> **課題内容**
文楽に入門した新人、田中大地君を紹介する文章の続きを、最後の一文の後から書いてもらえますか？

> **出典本文**
═══

乗せれば、結構何でもやってくれます。(新人さんいらっしゃい・田中大地君の巻その2)
さて、
神戸のパン屋さんで、バイトをしながら、
一年先を、 見据える日々。

そんな彼に、転機が訪れたのは、
バイト生活にも慣れた、昨年6月。
たまたま、母校関学で、
催された文楽講座。
OBながら、勿論駆け付けた、田中君。
研修生を目指している、という事で、
当日、講師を勤めた、
和生さんと、
お話しする、機会を戴きました。

居合道は二段の腕前
↑居合道は、二段の腕前とか。仕事に活かせそうですな。

その席で、和生さんに、
「研修まで、まだ一年もあるんやったら、
直接入門したらどうや」
とアドバイスを貰って、びっくり。
何とそれまで、研修生以外には、
入門の道が無い、
と思い込んでいたのです。

それを知ってからの行動は、素早く大胆。
直ぐに、葛の葉で魅せられた、
文雀師匠に、お手紙を書きました。

全く、一面識もないのに。
その真摯な情熱を買われて、
師匠に、入門が叶いました。
一見、おとなしそうな様子ですが、
やるときは、やる男です。

その行動力に加えて、
一年待っても、人形遣いに、という
熱意、根性、忍耐力。
これは、なかなか期待できそう、
しごき甲斐(?)が、ありそうです。

真面目一方な、雰囲気ですが、
そこは関西人。
写真でも、お分かりの様に、
乗せれば、結構何でもやってくれます。
もうすっかり、楽屋にも馴染みました。

通りかかった咲寿君と


何よりも今は、
「田中大地ここにあり」
と、存在を認めてもらう事が、一番大切。

═══

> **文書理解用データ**
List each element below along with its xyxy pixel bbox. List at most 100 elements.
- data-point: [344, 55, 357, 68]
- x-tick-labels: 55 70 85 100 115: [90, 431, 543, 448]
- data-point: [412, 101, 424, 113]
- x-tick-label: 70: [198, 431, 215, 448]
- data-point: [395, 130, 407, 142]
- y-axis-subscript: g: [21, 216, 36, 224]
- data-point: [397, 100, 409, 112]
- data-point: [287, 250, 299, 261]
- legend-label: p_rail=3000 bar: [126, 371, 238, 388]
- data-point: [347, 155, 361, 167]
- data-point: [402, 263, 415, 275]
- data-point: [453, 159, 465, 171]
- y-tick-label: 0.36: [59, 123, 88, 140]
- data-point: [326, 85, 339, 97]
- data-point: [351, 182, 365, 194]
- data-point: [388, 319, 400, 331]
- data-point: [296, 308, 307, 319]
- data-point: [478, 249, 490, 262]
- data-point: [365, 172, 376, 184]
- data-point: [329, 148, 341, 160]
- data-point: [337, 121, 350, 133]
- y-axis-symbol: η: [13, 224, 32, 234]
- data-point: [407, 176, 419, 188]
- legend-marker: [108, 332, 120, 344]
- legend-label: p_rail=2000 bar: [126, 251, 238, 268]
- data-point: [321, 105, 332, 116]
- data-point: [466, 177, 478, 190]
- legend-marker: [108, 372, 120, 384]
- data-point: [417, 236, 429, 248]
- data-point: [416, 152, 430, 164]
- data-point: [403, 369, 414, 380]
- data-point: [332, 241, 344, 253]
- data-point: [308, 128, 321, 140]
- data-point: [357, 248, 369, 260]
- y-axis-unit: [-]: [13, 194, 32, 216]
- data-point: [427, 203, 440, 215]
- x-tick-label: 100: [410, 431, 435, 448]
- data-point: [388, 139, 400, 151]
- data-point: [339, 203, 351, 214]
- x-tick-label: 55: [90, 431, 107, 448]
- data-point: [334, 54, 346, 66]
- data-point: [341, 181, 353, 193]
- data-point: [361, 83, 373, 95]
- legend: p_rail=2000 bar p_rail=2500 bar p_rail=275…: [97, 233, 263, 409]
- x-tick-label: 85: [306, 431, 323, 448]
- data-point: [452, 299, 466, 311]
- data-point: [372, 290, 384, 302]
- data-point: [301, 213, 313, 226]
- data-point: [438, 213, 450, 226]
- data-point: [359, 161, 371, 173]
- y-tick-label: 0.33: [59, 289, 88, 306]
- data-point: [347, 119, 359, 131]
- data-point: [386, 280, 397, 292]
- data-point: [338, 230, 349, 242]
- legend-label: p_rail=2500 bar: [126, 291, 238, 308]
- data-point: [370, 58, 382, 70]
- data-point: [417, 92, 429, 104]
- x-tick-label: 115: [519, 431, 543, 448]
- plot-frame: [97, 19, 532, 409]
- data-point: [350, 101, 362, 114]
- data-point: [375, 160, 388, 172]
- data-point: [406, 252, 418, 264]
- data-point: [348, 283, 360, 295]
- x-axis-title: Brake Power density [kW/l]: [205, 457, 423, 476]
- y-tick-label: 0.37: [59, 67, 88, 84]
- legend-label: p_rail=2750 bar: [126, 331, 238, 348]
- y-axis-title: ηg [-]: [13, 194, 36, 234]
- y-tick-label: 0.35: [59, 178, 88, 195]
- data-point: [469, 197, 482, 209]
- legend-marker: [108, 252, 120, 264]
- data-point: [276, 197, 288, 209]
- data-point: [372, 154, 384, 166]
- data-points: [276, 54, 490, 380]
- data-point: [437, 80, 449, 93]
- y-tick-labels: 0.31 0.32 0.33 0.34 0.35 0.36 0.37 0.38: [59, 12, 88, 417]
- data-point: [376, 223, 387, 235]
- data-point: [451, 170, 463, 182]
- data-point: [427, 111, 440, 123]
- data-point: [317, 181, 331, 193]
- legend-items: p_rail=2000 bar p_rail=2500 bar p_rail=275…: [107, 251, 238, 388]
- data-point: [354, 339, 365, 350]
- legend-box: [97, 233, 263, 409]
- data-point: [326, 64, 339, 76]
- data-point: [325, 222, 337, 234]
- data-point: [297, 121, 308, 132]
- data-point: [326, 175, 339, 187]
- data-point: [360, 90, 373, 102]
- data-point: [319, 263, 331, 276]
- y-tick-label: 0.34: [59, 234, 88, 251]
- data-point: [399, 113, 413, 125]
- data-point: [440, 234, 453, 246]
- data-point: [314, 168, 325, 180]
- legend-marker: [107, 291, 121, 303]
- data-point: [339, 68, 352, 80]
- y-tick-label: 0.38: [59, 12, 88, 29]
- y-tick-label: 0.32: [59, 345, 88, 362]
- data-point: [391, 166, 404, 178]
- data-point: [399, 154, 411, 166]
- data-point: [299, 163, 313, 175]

═══

> **解答欄**
その意味で、正月公演には、
インフルエンザに倒れ、
若い人達には、忙しい思いを、
同部屋の師匠、兄さん方には
うつらないか、と心配を掛けて、
楽屋内でも、存在をしっかりアピール。

ねぇ、田中君。
と、この位のパワハラは、
笑って、受け流すのも、修行です。

入門時の年齢としては、
けして早くは、ありませんが、
何と言っても、芸事の世界は、
「好き」という事が、
一番大切。
そこには、全くぶれを感じさせません。
地道に、コツコツと、
でもその修行を、辛抱でなく、
楽しく、取り組んでくれそうです。

春には、芸名を戴いて、
皆様の前に、晴れて技芸員として、
お目見え、となる事と思います。
(と言っても、当然頭巾の中ですが)
どうぞ皆様、長く厳しい、修行の日々ですが、
やがて、大きく花開く日を、楽しみに、
温かく、お見守り下さいますように。

田中君初めてのサイン
↑田中君、初めてのサイン。(おっと、本名でした)

また、田中君が入所する筈でした、
文楽研修25期生の募集、
まだ、受け付けております。
締切は、今月の28日。
詳しい要綱は、日本芸術文化振興会の、
HPでご確認下さい。
一人でも多く、この道を志す、
若い人を、
と願っております。

昨秋に行われた、第一次の募集で、
既に4名の参加が、決まっています。
田中君始め、
大東君、
大浦君など、
入門する、若い人も加えて、
この春は、
久し振りに、嬉しい、
賑やかな物になりそうです。

このコーナー(になりました)で、
ご紹介する、新人さんが、
まだまだ、待機中です。
次回を、
どうぞお楽しみに。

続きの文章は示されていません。